[DATA EXTRACT]:
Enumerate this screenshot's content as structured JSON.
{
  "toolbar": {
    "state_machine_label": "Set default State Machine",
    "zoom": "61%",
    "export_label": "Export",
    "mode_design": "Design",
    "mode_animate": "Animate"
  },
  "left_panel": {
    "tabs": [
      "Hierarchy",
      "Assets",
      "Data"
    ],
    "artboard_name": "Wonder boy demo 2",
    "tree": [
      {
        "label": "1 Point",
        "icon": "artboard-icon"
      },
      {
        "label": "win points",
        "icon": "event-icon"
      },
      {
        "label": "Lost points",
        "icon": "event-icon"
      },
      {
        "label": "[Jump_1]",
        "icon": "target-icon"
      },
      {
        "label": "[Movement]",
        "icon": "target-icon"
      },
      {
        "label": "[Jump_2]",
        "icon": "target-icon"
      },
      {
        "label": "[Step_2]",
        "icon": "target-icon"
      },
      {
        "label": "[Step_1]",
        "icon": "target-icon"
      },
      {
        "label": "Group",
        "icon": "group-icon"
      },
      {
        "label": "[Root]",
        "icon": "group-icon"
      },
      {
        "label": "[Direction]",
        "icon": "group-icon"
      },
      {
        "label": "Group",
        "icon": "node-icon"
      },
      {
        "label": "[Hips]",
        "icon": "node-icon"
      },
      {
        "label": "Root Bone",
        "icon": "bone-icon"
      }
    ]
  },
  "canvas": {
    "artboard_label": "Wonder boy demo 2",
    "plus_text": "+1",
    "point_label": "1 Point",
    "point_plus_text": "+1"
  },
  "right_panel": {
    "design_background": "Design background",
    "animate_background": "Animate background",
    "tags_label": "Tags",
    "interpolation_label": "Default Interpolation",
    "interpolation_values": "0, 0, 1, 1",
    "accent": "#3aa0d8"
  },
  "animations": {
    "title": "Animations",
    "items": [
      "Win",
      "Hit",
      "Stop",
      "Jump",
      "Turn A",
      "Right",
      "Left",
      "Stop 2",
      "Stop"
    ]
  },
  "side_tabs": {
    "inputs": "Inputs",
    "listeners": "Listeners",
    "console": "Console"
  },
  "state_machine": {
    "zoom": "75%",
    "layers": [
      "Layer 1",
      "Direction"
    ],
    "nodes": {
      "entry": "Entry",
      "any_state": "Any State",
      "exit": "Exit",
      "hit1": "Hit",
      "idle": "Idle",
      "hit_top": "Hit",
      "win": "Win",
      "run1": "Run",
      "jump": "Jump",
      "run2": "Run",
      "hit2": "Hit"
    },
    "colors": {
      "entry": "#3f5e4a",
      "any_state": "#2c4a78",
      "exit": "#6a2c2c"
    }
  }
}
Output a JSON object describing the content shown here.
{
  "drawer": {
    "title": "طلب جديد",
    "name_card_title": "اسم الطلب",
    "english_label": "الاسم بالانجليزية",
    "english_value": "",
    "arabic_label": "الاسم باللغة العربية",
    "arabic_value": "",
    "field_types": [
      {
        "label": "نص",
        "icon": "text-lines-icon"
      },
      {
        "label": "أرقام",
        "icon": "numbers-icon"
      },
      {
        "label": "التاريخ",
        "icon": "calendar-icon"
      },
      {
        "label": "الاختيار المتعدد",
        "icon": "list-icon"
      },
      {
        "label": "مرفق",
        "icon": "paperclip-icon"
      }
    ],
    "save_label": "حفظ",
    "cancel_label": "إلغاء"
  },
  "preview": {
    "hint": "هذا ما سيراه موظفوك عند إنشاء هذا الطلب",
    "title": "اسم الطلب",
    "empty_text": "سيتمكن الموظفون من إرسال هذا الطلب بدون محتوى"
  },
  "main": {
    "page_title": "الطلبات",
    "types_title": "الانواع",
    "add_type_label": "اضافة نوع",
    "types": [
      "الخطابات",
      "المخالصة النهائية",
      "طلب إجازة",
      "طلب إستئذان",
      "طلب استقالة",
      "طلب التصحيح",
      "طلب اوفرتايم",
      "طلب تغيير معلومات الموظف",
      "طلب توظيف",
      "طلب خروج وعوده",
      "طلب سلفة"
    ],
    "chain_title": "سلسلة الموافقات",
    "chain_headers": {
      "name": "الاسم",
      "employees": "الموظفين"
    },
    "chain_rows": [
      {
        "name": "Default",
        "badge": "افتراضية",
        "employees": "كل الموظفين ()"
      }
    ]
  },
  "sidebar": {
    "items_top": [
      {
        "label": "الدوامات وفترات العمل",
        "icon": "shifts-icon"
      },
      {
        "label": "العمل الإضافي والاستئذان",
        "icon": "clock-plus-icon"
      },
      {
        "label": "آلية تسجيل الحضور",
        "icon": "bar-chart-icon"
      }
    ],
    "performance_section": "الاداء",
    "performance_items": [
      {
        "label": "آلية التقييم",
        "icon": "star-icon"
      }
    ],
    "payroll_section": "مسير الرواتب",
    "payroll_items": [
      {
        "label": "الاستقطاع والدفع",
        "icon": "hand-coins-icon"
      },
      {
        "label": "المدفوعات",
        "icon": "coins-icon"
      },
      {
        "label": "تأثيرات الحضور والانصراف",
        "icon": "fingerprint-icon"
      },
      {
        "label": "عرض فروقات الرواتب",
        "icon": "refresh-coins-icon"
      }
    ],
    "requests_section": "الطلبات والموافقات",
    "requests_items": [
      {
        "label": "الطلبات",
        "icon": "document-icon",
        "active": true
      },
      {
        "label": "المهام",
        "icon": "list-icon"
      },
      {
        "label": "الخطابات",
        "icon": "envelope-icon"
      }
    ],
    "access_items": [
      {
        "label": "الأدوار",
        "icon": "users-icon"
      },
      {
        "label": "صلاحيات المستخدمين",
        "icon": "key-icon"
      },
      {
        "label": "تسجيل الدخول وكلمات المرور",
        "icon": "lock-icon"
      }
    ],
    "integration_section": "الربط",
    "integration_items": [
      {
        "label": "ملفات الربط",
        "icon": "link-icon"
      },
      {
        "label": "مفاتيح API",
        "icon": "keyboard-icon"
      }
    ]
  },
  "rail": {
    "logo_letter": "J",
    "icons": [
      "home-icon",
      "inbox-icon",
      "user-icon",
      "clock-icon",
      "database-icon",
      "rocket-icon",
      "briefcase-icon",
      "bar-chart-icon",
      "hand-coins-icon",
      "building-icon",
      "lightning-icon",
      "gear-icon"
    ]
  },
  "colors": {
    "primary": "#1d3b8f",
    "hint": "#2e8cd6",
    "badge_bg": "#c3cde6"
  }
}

[REQUIRED TASK]: Read the lines above. Gather those in which the string "الموظفين" is found.

[WRITTEN RESPONSE]:
      "employees": "الموظفين"
        "employees": "كل الموظفين ()"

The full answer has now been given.